# STATED EXERCISE
Write out the listing below in full and exactly, leaving out every picture.

Dataset rows about figures:
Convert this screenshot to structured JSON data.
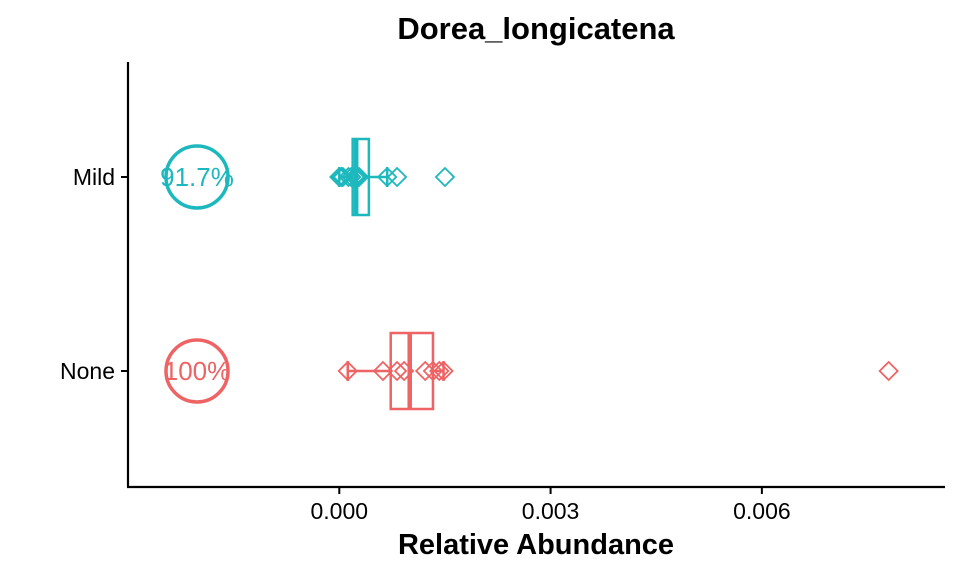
{
  "chart_data": {
    "type": "boxplot",
    "title": "Dorea_longicatena",
    "xlabel": "Relative Abundance",
    "ylabel": "",
    "xlim": [
      -0.003,
      0.0086
    ],
    "x_ticks": [
      0.0,
      0.003,
      0.006
    ],
    "x_tick_labels": [
      "0.000",
      "0.003",
      "0.006"
    ],
    "categories": [
      "Mild",
      "None"
    ],
    "grid": false,
    "series": [
      {
        "category": "Mild",
        "color": "#1DB8BD",
        "prevalence_label": "91.7%",
        "box": {
          "whisker_low": 0.0,
          "q1": 0.00019,
          "median": 0.00024,
          "q3": 0.00042,
          "whisker_high": 0.00068
        },
        "points": [
          0.0,
          3e-05,
          5e-05,
          0.00013,
          0.00017,
          0.00022,
          0.00025,
          0.00028,
          0.00068,
          0.00082,
          0.0015
        ]
      },
      {
        "category": "None",
        "color": "#EE6363",
        "prevalence_label": "100%",
        "box": {
          "whisker_low": 0.00012,
          "q1": 0.00073,
          "median": 0.001,
          "q3": 0.00133,
          "whisker_high": 0.00148
        },
        "points": [
          0.00012,
          0.00062,
          0.00082,
          0.00092,
          0.00122,
          0.00133,
          0.00142,
          0.00148,
          0.0078
        ]
      }
    ]
  }
}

# SOLUTION TO THE EXERCISE
Convert this screenshot to structured JSON data.
{
  "chart_data": {
    "type": "boxplot",
    "title": "Dorea_longicatena",
    "xlabel": "Relative Abundance",
    "ylabel": "",
    "xlim": [
      -0.003,
      0.0086
    ],
    "x_ticks": [
      0.0,
      0.003,
      0.006
    ],
    "x_tick_labels": [
      "0.000",
      "0.003",
      "0.006"
    ],
    "categories": [
      "Mild",
      "None"
    ],
    "grid": false,
    "series": [
      {
        "category": "Mild",
        "color": "#1DB8BD",
        "prevalence_label": "91.7%",
        "box": {
          "whisker_low": 0.0,
          "q1": 0.00019,
          "median": 0.00024,
          "q3": 0.00042,
          "whisker_high": 0.00068
        },
        "points": [
          0.0,
          3e-05,
          5e-05,
          0.00013,
          0.00017,
          0.00022,
          0.00025,
          0.00028,
          0.00068,
          0.00082,
          0.0015
        ]
      },
      {
        "category": "None",
        "color": "#EE6363",
        "prevalence_label": "100%",
        "box": {
          "whisker_low": 0.00012,
          "q1": 0.00073,
          "median": 0.001,
          "q3": 0.00133,
          "whisker_high": 0.00148
        },
        "points": [
          0.00012,
          0.00062,
          0.00082,
          0.00092,
          0.00122,
          0.00133,
          0.00142,
          0.00148,
          0.0078
        ]
      }
    ]
  }
}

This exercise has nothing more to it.